> **WORK INSTRUCTIONS**: Report the number of lines that include "half", with no additional text.

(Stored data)
+ + + +

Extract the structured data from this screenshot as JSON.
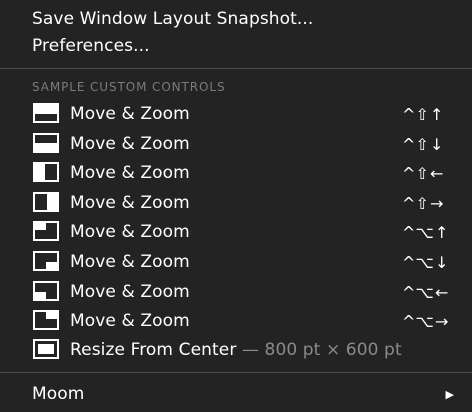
{
  "menu": {
    "top_items": [
      {
        "label": "Save Window Layout Snapshot..."
      },
      {
        "label": "Preferences..."
      }
    ],
    "section_header": "SAMPLE CUSTOM CONTROLS",
    "controls": [
      {
        "label": "Move & Zoom",
        "icon": "zoom-top-half-icon",
        "mod": "^⇧",
        "key": "↑"
      },
      {
        "label": "Move & Zoom",
        "icon": "zoom-bottom-half-icon",
        "mod": "^⇧",
        "key": "↓"
      },
      {
        "label": "Move & Zoom",
        "icon": "zoom-left-half-icon",
        "mod": "^⇧",
        "key": "←"
      },
      {
        "label": "Move & Zoom",
        "icon": "zoom-right-half-icon",
        "mod": "^⇧",
        "key": "→"
      },
      {
        "label": "Move & Zoom",
        "icon": "zoom-top-left-quarter-icon",
        "mod": "^⌥",
        "key": "↑"
      },
      {
        "label": "Move & Zoom",
        "icon": "zoom-bottom-right-quarter-icon",
        "mod": "^⌥",
        "key": "↓"
      },
      {
        "label": "Move & Zoom",
        "icon": "zoom-bottom-left-quarter-icon",
        "mod": "^⌥",
        "key": "←"
      },
      {
        "label": "Move & Zoom",
        "icon": "zoom-top-right-quarter-icon",
        "mod": "^⌥",
        "key": "→"
      }
    ],
    "resize": {
      "label": "Resize From Center",
      "detail": "— 800 pt × 600 pt",
      "icon": "resize-center-icon"
    },
    "moom": {
      "label": "Moom",
      "arrow": "▶"
    }
  }
}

+ + + +

> **EXERCISE OUTPUT**: 4